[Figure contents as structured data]
>>>
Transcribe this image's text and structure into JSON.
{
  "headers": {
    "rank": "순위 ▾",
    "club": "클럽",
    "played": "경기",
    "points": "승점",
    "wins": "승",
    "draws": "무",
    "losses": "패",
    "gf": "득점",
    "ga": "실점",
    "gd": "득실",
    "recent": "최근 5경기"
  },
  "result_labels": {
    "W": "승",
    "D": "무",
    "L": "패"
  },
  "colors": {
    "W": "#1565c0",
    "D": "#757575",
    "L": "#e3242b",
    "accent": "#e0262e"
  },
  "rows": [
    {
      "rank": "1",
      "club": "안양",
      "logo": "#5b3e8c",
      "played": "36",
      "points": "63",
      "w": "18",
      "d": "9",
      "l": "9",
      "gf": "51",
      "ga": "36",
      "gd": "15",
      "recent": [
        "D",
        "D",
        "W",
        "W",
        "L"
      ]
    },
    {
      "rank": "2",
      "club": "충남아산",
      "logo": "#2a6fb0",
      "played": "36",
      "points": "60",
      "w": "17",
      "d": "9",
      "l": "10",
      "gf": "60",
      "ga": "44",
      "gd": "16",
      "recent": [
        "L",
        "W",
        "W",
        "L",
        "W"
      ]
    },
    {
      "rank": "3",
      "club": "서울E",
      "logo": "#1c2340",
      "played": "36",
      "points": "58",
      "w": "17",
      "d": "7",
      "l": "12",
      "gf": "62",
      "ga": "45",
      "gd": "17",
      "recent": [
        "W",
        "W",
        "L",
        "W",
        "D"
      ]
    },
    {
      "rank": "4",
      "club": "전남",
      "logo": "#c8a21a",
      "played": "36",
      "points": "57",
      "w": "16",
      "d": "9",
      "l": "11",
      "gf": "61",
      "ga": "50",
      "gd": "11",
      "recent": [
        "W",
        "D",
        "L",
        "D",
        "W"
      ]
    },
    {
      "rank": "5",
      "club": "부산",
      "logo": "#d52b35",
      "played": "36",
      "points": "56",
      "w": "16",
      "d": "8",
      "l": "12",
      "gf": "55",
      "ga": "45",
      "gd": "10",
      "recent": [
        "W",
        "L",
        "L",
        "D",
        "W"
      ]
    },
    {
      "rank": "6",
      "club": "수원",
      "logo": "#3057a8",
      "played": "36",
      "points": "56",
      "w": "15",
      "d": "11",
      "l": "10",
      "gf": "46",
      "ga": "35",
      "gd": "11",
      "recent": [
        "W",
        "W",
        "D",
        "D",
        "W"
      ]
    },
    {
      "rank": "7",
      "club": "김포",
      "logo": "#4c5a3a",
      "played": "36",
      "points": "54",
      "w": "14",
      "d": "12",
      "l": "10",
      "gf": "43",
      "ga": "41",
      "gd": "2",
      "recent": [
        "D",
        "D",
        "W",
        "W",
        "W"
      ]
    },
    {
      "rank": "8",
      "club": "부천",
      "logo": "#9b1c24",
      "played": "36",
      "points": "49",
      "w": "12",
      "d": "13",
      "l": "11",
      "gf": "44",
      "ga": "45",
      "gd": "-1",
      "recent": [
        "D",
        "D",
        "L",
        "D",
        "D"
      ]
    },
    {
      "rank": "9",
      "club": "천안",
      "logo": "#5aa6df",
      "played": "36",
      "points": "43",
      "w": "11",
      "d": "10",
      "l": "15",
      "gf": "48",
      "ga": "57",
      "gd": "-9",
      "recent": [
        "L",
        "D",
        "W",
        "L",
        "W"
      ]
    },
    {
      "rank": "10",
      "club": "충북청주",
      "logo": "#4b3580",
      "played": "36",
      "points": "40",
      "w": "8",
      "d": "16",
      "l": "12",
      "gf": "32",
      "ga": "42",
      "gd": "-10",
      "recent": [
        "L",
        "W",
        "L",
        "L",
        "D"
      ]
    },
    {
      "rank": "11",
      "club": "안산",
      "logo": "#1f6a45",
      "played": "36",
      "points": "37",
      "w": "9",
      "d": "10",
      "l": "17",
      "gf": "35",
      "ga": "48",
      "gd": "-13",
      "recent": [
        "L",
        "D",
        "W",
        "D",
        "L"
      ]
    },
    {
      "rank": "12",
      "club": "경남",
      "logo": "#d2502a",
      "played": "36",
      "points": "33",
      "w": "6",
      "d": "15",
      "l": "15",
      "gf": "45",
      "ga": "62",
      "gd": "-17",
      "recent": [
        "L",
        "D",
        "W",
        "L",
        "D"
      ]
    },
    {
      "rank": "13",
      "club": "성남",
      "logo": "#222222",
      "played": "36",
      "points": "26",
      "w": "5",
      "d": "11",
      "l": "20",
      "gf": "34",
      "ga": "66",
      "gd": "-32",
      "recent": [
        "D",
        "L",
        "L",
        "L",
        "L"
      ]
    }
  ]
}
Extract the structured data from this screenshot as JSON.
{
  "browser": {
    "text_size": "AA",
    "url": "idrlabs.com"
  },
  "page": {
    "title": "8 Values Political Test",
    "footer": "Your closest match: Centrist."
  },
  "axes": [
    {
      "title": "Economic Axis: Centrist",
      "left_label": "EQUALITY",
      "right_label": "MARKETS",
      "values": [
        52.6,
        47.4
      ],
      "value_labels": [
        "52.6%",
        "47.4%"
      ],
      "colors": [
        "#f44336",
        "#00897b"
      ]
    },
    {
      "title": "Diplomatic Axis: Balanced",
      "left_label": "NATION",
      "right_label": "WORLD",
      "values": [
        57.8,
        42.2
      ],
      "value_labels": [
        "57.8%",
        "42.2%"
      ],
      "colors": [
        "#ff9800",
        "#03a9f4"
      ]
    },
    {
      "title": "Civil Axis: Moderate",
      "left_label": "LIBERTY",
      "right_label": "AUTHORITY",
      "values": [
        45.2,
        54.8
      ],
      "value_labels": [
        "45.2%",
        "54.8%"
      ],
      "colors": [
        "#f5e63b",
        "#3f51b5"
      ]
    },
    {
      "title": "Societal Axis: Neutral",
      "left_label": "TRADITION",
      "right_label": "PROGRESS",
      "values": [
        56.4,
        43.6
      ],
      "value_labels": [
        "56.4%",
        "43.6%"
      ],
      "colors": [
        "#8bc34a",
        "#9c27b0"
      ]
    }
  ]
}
<<<
> TASK GOAL
The lines above should be duplicated exactly.

> SOLUTION
Transcribe this image's text and structure into JSON.
{
  "headers": {
    "rank": "순위 ▾",
    "club": "클럽",
    "played": "경기",
    "points": "승점",
    "wins": "승",
    "draws": "무",
    "losses": "패",
    "gf": "득점",
    "ga": "실점",
    "gd": "득실",
    "recent": "최근 5경기"
  },
  "result_labels": {
    "W": "승",
    "D": "무",
    "L": "패"
  },
  "colors": {
    "W": "#1565c0",
    "D": "#757575",
    "L": "#e3242b",
    "accent": "#e0262e"
  },
  "rows": [
    {
      "rank": "1",
      "club": "안양",
      "logo": "#5b3e8c",
      "played": "36",
      "points": "63",
      "w": "18",
      "d": "9",
      "l": "9",
      "gf": "51",
      "ga": "36",
      "gd": "15",
      "recent": [
        "D",
        "D",
        "W",
        "W",
        "L"
      ]
    },
    {
      "rank": "2",
      "club": "충남아산",
      "logo": "#2a6fb0",
      "played": "36",
      "points": "60",
      "w": "17",
      "d": "9",
      "l": "10",
      "gf": "60",
      "ga": "44",
      "gd": "16",
      "recent": [
        "L",
        "W",
        "W",
        "L",
        "W"
      ]
    },
    {
      "rank": "3",
      "club": "서울E",
      "logo": "#1c2340",
      "played": "36",
      "points": "58",
      "w": "17",
      "d": "7",
      "l": "12",
      "gf": "62",
      "ga": "45",
      "gd": "17",
      "recent": [
        "W",
        "W",
        "L",
        "W",
        "D"
      ]
    },
    {
      "rank": "4",
      "club": "전남",
      "logo": "#c8a21a",
      "played": "36",
      "points": "57",
      "w": "16",
      "d": "9",
      "l": "11",
      "gf": "61",
      "ga": "50",
      "gd": "11",
      "recent": [
        "W",
        "D",
        "L",
        "D",
        "W"
      ]
    },
    {
      "rank": "5",
      "club": "부산",
      "logo": "#d52b35",
      "played": "36",
      "points": "56",
      "w": "16",
      "d": "8",
      "l": "12",
      "gf": "55",
      "ga": "45",
      "gd": "10",
      "recent": [
        "W",
        "L",
        "L",
        "D",
        "W"
      ]
    },
    {
      "rank": "6",
      "club": "수원",
      "logo": "#3057a8",
      "played": "36",
      "points": "56",
      "w": "15",
      "d": "11",
      "l": "10",
      "gf": "46",
      "ga": "35",
      "gd": "11",
      "recent": [
        "W",
        "W",
        "D",
        "D",
        "W"
      ]
    },
    {
      "rank": "7",
      "club": "김포",
      "logo": "#4c5a3a",
      "played": "36",
      "points": "54",
      "w": "14",
      "d": "12",
      "l": "10",
      "gf": "43",
      "ga": "41",
      "gd": "2",
      "recent": [
        "D",
        "D",
        "W",
        "W",
        "W"
      ]
    },
    {
      "rank": "8",
      "club": "부천",
      "logo": "#9b1c24",
      "played": "36",
      "points": "49",
      "w": "12",
      "d": "13",
      "l": "11",
      "gf": "44",
      "ga": "45",
      "gd": "-1",
      "recent": [
        "D",
        "D",
        "L",
        "D",
        "D"
      ]
    },
    {
      "rank": "9",
      "club": "천안",
      "logo": "#5aa6df",
      "played": "36",
      "points": "43",
      "w": "11",
      "d": "10",
      "l": "15",
      "gf": "48",
      "ga": "57",
      "gd": "-9",
      "recent": [
        "L",
        "D",
        "W",
        "L",
        "W"
      ]
    },
    {
      "rank": "10",
      "club": "충북청주",
      "logo": "#4b3580",
      "played": "36",
      "points": "40",
      "w": "8",
      "d": "16",
      "l": "12",
      "gf": "32",
      "ga": "42",
      "gd": "-10",
      "recent": [
        "L",
        "W",
        "L",
        "L",
        "D"
      ]
    },
    {
      "rank": "11",
      "club": "안산",
      "logo": "#1f6a45",
      "played": "36",
      "points": "37",
      "w": "9",
      "d": "10",
      "l": "17",
      "gf": "35",
      "ga": "48",
      "gd": "-13",
      "recent": [
        "L",
        "D",
        "W",
        "D",
        "L"
      ]
    },
    {
      "rank": "12",
      "club": "경남",
      "logo": "#d2502a",
      "played": "36",
      "points": "33",
      "w": "6",
      "d": "15",
      "l": "15",
      "gf": "45",
      "ga": "62",
      "gd": "-17",
      "recent": [
        "L",
        "D",
        "W",
        "L",
        "D"
      ]
    },
    {
      "rank": "13",
      "club": "성남",
      "logo": "#222222",
      "played": "36",
      "points": "26",
      "w": "5",
      "d": "11",
      "l": "20",
      "gf": "34",
      "ga": "66",
      "gd": "-32",
      "recent": [
        "D",
        "L",
        "L",
        "L",
        "L"
      ]
    }
  ]
}
Extract the structured data from this screenshot as JSON.
{
  "browser": {
    "text_size": "AA",
    "url": "idrlabs.com"
  },
  "page": {
    "title": "8 Values Political Test",
    "footer": "Your closest match: Centrist."
  },
  "axes": [
    {
      "title": "Economic Axis: Centrist",
      "left_label": "EQUALITY",
      "right_label": "MARKETS",
      "values": [
        52.6,
        47.4
      ],
      "value_labels": [
        "52.6%",
        "47.4%"
      ],
      "colors": [
        "#f44336",
        "#00897b"
      ]
    },
    {
      "title": "Diplomatic Axis: Balanced",
      "left_label": "NATION",
      "right_label": "WORLD",
      "values": [
        57.8,
        42.2
      ],
      "value_labels": [
        "57.8%",
        "42.2%"
      ],
      "colors": [
        "#ff9800",
        "#03a9f4"
      ]
    },
    {
      "title": "Civil Axis: Moderate",
      "left_label": "LIBERTY",
      "right_label": "AUTHORITY",
      "values": [
        45.2,
        54.8
      ],
      "value_labels": [
        "45.2%",
        "54.8%"
      ],
      "colors": [
        "#f5e63b",
        "#3f51b5"
      ]
    },
    {
      "title": "Societal Axis: Neutral",
      "left_label": "TRADITION",
      "right_label": "PROGRESS",
      "values": [
        56.4,
        43.6
      ],
      "value_labels": [
        "56.4%",
        "43.6%"
      ],
      "colors": [
        "#8bc34a",
        "#9c27b0"
      ]
    }
  ]
}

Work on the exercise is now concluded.